**Input for this task:**
= = = = = = =
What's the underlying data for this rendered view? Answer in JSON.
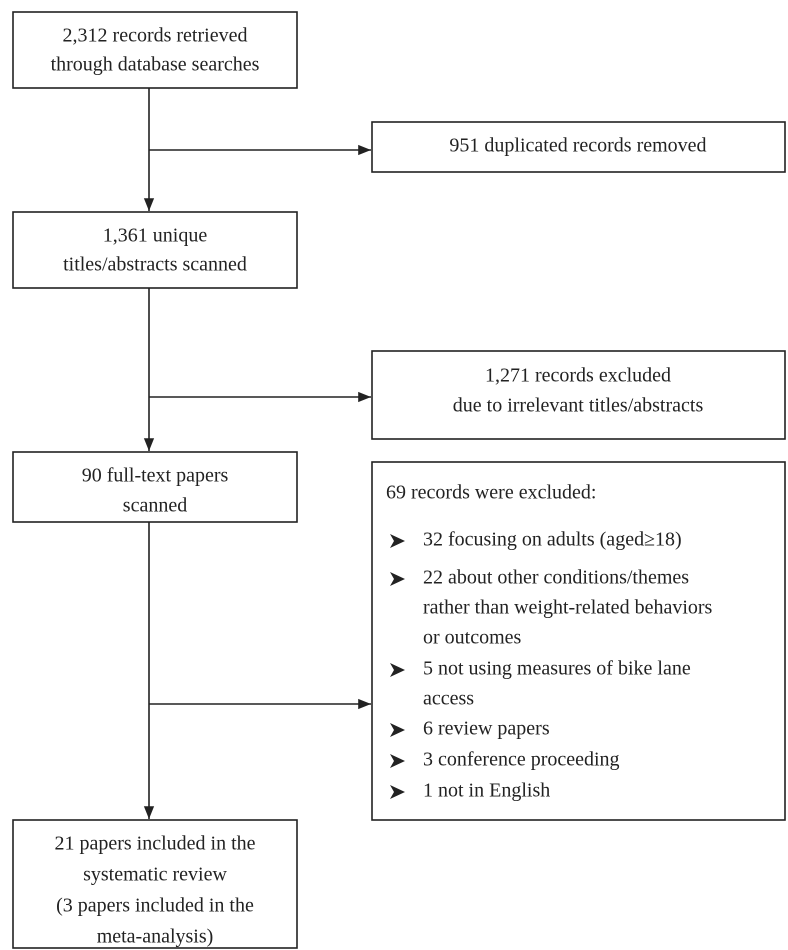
{
  "nodes": [
    {
      "lines": [
        "2,312 records retrieved",
        "through database searches"
      ]
    },
    {
      "lines": [
        "951 duplicated records removed"
      ]
    },
    {
      "lines": [
        "1,361 unique",
        "titles/abstracts scanned"
      ]
    },
    {
      "lines": [
        "1,271 records excluded",
        "due to irrelevant titles/abstracts"
      ]
    },
    {
      "lines": [
        "90 full-text papers",
        "scanned"
      ]
    },
    {
      "lines": [
        "21 papers included in the",
        "systematic review",
        "(3 papers included in the",
        "meta-analysis)"
      ]
    }
  ],
  "exclusions": {
    "heading": "69 records were excluded:",
    "items": [
      {
        "lines": [
          "32 focusing on adults (aged≥18)"
        ]
      },
      {
        "lines": [
          "22 about other conditions/themes",
          "rather than weight-related behaviors",
          "or outcomes"
        ]
      },
      {
        "lines": [
          "5 not using measures of bike lane",
          "access"
        ]
      },
      {
        "lines": [
          "6 review papers"
        ]
      },
      {
        "lines": [
          "3 conference proceeding"
        ]
      },
      {
        "lines": [
          "1 not in English"
        ]
      }
    ]
  }
}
= = = = = = =
**What you should do:**
Read the entries and select each line where the word "records" is found.

**The answer:**
        "2,312 records retrieved",
        "951 duplicated records removed"
        "1,271 records excluded",
    "heading": "69 records were excluded:",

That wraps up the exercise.